-- Short task --
In the listing below, count the lines with "ylabel" and report only the figure.

(Entries with figure data)

>> start

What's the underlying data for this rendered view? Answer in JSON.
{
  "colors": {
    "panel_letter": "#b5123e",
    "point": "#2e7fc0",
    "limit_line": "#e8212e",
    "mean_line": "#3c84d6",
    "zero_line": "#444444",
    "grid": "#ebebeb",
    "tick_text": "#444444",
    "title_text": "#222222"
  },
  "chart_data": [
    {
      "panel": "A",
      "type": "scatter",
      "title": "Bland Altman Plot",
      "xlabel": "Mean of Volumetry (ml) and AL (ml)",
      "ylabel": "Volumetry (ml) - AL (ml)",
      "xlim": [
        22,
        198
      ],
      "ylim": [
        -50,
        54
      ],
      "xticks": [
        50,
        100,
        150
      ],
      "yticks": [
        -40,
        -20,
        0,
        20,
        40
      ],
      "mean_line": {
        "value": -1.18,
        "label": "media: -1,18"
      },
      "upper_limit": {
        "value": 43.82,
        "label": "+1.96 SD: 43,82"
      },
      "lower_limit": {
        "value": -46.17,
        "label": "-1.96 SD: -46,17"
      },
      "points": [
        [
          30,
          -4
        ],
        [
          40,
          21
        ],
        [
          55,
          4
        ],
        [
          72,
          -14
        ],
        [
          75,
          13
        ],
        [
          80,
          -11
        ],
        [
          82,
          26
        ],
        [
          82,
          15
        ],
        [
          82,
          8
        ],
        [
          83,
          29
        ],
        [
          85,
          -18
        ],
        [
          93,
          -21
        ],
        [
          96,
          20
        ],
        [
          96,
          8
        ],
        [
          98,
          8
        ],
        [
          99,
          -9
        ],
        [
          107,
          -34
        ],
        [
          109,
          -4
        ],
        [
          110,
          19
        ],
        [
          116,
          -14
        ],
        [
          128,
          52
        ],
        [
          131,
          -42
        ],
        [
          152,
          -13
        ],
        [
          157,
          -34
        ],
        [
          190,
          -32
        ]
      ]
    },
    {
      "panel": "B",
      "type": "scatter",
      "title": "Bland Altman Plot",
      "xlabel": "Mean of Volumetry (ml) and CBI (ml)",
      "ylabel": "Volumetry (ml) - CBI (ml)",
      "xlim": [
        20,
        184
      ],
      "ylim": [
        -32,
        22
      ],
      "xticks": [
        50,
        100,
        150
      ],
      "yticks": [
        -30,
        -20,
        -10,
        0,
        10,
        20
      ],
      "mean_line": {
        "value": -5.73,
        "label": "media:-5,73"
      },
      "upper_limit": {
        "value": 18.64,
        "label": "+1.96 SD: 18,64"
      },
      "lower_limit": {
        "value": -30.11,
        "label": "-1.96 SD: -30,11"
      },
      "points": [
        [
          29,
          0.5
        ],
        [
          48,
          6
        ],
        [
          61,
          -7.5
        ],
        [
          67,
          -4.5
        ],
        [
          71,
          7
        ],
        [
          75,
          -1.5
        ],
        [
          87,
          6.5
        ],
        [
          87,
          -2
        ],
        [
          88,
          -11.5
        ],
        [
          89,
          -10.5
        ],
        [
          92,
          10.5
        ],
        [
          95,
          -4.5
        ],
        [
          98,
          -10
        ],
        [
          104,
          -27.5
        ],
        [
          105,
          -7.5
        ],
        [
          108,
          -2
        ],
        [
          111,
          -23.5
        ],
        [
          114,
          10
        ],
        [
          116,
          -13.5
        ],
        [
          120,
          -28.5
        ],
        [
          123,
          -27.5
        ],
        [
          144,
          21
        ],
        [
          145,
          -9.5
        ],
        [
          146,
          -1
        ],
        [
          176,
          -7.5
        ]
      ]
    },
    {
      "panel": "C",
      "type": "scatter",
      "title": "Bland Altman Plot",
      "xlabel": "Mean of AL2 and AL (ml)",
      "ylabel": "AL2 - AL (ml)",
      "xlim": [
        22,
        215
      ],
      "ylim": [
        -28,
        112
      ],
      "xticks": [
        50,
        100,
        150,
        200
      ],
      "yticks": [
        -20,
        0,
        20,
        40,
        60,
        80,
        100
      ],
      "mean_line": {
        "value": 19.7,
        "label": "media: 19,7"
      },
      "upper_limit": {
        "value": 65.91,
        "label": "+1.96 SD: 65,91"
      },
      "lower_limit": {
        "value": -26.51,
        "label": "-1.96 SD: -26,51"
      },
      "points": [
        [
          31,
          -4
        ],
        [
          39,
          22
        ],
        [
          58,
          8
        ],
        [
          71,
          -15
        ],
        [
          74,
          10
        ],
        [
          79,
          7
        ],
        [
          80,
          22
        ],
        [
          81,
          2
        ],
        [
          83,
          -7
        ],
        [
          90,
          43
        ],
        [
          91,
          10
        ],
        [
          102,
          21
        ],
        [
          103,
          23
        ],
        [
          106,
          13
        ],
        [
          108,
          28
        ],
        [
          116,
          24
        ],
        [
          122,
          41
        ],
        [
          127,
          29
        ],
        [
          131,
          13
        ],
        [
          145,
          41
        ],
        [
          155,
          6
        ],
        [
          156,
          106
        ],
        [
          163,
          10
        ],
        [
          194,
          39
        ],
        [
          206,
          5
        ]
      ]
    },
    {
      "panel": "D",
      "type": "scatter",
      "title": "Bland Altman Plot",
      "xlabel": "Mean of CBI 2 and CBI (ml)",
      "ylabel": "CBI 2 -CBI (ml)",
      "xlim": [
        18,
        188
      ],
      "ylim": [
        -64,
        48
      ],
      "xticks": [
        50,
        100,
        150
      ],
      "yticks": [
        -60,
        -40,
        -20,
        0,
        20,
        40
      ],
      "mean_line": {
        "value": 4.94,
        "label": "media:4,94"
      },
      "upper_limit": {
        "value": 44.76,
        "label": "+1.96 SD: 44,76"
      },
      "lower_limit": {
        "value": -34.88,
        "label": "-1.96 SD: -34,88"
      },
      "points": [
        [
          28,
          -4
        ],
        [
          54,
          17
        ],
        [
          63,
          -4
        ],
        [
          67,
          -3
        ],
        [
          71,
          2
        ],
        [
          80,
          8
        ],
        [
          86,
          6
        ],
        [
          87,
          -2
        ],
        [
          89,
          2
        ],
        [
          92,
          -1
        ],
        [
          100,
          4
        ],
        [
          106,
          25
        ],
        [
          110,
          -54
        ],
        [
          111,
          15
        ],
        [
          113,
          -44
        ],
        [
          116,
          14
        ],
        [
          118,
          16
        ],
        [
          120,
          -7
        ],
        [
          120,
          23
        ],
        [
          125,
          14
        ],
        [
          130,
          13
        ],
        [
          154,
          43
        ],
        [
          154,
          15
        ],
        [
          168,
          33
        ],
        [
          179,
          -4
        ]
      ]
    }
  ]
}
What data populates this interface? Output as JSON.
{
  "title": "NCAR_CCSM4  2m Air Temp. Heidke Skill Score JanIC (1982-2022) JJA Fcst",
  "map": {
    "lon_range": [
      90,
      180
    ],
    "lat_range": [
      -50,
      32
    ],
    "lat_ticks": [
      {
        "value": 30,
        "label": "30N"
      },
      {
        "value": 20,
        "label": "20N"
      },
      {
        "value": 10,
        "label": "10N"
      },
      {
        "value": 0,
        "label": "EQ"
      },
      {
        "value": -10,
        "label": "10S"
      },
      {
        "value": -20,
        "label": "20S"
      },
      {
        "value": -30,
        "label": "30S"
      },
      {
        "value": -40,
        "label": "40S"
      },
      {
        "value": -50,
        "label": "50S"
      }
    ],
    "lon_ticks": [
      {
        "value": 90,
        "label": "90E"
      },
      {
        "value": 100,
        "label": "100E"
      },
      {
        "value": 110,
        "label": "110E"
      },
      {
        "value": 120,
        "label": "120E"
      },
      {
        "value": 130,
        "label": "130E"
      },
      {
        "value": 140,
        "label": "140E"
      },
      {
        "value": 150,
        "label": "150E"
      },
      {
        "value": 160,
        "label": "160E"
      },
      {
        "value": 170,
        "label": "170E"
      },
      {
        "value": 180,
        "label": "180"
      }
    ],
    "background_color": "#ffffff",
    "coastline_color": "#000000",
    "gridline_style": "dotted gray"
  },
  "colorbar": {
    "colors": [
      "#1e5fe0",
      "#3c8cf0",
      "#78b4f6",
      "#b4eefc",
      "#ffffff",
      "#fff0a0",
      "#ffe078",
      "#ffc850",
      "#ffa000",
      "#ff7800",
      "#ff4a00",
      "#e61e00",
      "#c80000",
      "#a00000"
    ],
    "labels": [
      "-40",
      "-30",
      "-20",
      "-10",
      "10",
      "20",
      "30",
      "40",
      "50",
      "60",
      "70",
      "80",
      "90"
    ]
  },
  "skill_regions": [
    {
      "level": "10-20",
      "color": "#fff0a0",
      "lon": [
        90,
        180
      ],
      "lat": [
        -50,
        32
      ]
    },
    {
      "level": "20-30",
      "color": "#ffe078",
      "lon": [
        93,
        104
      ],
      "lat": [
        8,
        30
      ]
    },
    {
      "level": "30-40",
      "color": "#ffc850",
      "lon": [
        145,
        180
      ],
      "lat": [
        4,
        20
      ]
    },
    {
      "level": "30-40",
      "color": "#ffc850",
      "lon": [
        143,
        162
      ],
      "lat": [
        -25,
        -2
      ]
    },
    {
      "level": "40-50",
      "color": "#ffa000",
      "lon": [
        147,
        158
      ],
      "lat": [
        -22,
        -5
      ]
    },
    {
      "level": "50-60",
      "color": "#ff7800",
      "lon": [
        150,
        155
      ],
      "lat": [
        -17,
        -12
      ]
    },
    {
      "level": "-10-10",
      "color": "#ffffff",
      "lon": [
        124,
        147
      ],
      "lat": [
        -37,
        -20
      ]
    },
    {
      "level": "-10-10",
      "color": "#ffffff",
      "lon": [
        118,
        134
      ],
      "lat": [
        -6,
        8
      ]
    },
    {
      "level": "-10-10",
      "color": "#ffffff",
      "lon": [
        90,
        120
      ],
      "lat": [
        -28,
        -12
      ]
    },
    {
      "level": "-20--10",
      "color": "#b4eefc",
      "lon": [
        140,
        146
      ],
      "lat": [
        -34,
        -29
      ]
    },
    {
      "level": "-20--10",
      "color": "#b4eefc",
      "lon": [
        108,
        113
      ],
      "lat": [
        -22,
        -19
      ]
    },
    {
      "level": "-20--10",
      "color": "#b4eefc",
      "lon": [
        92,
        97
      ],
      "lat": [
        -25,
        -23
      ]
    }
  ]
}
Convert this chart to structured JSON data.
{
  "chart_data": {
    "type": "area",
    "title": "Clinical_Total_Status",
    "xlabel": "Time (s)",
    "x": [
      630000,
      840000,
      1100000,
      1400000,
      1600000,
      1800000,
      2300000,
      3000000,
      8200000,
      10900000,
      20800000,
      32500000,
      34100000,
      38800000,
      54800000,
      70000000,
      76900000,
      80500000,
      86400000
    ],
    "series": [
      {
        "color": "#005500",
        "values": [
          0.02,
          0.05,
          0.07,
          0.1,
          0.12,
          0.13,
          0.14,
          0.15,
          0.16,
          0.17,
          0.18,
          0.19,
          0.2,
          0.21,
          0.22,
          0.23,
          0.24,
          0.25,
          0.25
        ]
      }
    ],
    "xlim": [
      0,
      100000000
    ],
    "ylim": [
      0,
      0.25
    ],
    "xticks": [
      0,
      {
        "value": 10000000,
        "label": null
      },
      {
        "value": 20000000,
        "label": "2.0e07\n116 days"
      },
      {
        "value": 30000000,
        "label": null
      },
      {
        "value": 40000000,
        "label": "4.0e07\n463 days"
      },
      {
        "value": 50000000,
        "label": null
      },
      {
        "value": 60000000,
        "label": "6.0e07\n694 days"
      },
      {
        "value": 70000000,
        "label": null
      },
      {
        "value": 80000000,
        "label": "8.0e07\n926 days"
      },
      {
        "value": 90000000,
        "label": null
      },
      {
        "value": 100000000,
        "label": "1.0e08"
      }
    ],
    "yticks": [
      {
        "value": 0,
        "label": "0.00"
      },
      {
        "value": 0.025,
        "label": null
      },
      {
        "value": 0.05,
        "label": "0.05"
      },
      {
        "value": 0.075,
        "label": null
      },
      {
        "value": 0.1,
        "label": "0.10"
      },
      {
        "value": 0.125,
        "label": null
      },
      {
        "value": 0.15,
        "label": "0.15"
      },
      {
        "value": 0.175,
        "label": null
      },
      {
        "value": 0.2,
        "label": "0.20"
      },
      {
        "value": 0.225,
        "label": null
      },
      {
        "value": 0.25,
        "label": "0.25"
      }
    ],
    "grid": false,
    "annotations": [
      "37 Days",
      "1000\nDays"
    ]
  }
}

>> end

-- Response for this exercise --
4